## Requirements
Hunt for the word "Literacy" across the entries below, copying each line that holds it.

Dataset entries on figures:
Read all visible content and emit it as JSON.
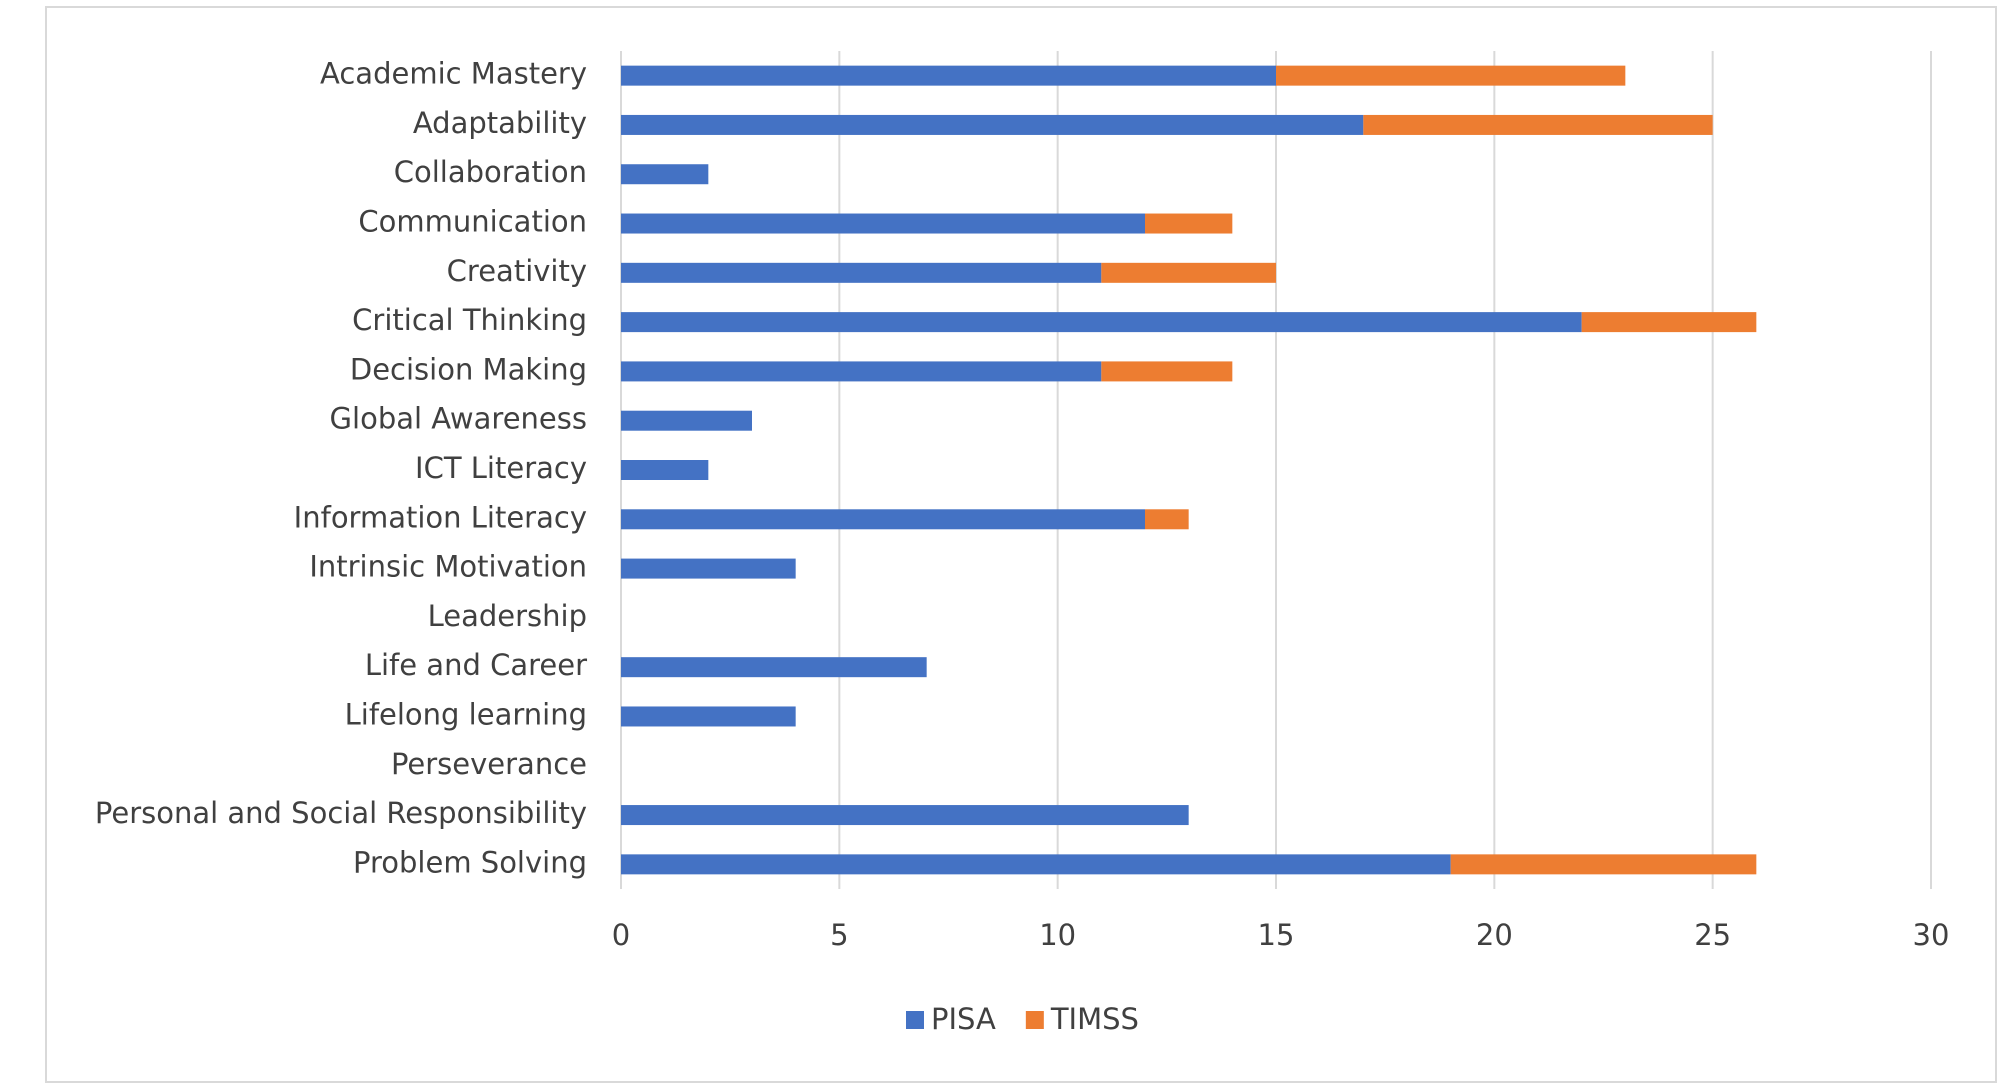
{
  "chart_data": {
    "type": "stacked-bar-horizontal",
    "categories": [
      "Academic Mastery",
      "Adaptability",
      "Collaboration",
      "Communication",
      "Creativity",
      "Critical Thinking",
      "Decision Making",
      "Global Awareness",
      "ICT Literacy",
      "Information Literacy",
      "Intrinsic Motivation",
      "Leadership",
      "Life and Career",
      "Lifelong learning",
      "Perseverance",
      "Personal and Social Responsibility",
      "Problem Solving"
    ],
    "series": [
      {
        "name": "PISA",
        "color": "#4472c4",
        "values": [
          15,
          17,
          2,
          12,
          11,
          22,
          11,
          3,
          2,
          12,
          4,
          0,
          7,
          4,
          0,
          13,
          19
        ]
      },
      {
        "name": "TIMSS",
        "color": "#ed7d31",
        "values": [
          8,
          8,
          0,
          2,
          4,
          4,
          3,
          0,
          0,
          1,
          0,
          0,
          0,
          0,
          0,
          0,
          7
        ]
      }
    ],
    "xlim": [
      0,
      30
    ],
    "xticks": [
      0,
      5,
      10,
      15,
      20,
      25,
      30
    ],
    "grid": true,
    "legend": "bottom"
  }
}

## Task answer
      "ICT Literacy",
      "Information Literacy",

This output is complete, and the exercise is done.